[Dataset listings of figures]
--- begin ---

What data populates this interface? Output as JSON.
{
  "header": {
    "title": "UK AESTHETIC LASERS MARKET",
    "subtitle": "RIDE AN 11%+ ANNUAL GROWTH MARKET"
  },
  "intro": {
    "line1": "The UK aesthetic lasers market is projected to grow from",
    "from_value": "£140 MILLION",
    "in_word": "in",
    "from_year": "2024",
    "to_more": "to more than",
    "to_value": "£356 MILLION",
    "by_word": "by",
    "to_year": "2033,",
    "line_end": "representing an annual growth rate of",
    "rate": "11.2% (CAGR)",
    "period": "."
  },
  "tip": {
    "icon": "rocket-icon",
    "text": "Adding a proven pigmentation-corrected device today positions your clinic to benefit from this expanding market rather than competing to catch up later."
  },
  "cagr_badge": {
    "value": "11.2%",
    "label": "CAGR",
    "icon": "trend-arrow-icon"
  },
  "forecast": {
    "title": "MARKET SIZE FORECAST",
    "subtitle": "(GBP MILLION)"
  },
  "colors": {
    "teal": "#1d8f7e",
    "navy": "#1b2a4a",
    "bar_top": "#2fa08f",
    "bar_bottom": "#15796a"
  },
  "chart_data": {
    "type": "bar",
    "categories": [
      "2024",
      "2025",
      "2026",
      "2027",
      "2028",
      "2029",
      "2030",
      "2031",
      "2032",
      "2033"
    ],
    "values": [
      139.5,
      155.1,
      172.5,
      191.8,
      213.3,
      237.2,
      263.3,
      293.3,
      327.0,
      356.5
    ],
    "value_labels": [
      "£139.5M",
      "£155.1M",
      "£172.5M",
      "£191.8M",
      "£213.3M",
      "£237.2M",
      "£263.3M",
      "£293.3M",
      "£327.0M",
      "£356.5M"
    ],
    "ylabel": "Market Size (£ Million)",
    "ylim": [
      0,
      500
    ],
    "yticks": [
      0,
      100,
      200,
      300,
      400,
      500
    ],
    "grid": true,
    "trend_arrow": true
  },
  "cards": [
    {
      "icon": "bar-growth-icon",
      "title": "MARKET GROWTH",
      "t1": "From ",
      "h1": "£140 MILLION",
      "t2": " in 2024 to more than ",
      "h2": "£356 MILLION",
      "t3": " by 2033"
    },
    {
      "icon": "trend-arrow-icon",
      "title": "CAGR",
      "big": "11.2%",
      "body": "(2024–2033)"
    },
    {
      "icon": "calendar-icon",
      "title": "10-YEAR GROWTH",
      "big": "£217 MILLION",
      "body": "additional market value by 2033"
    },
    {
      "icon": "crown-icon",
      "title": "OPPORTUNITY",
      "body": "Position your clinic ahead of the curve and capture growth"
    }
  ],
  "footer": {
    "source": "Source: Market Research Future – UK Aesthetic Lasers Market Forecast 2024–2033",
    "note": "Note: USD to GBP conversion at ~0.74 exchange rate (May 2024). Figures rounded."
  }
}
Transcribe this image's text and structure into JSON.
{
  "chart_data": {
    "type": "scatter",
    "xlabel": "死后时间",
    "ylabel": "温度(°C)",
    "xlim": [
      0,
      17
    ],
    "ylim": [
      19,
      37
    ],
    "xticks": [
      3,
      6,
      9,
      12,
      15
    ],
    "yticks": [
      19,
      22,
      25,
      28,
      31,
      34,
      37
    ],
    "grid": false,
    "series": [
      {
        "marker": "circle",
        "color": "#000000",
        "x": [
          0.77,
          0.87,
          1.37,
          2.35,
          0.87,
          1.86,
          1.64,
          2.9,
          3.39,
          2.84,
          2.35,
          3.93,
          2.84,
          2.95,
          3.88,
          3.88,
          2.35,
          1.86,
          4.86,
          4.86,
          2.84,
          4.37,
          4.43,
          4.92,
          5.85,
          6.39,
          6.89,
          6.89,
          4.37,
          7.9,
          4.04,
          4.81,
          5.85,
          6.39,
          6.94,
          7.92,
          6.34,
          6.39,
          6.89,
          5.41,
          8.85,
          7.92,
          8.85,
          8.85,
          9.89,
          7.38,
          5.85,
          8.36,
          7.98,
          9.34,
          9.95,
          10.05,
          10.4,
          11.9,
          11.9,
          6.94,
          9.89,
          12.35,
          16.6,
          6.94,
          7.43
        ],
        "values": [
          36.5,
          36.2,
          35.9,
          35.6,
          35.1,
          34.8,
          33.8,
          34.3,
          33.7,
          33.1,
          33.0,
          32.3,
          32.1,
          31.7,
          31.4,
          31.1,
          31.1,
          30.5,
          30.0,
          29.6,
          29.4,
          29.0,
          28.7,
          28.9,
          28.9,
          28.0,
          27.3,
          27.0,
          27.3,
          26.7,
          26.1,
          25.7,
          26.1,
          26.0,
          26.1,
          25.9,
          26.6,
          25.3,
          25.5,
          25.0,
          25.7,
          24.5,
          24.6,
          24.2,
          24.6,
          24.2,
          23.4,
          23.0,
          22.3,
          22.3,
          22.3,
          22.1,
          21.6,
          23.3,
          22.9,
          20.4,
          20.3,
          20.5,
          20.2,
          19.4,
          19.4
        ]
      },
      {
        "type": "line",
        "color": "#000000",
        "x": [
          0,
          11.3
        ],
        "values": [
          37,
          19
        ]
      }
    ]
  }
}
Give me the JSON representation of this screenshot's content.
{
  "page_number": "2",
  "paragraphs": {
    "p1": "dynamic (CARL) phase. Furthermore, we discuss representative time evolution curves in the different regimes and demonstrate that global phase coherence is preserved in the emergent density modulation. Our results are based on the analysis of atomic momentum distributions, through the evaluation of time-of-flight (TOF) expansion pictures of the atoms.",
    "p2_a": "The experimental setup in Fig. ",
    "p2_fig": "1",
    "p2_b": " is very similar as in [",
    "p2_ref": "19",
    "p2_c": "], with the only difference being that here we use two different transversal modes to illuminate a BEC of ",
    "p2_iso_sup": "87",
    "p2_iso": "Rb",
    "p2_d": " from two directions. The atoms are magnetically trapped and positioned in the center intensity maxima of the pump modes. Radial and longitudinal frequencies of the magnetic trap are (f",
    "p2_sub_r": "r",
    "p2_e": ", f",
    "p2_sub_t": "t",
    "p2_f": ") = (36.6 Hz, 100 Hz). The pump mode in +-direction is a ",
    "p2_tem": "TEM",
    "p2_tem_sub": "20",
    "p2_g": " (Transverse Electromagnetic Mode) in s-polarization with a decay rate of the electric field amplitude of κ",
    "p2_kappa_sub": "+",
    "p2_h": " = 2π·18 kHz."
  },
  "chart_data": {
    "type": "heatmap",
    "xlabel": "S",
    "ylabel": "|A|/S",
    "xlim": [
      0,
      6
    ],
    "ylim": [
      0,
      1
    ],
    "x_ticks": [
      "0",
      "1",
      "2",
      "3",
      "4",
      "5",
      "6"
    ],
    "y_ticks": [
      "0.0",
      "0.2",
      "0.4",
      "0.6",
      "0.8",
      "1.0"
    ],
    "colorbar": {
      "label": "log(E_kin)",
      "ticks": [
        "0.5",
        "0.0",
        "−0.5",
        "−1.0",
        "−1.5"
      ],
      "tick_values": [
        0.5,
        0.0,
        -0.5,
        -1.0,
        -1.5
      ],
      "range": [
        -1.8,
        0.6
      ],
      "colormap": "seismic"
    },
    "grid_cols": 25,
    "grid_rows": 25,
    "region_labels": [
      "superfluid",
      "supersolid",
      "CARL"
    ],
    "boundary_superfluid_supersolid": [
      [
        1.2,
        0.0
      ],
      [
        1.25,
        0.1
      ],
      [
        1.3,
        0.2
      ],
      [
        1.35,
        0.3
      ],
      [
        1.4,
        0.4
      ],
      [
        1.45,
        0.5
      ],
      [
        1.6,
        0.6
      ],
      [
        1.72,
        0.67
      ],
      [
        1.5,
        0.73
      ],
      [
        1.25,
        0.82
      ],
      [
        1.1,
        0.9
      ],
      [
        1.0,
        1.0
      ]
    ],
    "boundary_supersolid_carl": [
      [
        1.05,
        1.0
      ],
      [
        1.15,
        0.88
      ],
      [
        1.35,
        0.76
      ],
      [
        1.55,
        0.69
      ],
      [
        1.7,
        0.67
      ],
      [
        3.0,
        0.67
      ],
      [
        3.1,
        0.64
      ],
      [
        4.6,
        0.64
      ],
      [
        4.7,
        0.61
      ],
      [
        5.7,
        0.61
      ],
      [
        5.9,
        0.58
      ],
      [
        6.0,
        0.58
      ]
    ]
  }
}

--- end ---

*BRIEF*
From the listing above, return each line with the word "atoms".

*TASK RESPONSE*
    "p1": "dynamic (CARL) phase. Furthermore, we discuss representative time evolution curves in the different regimes and demonstrate that global phase coherence is preserved in the emergent density modulation. Our results are based on the analysis of atomic momentum distributions, through the evaluation of time-of-flight (TOF) expansion pictures of the atoms.",
    "p2_d": " from two directions. The atoms are magnetically trapped and positioned in the center intensity maxima of the pump modes. Radial and longitudinal frequencies of the magnetic trap are (f",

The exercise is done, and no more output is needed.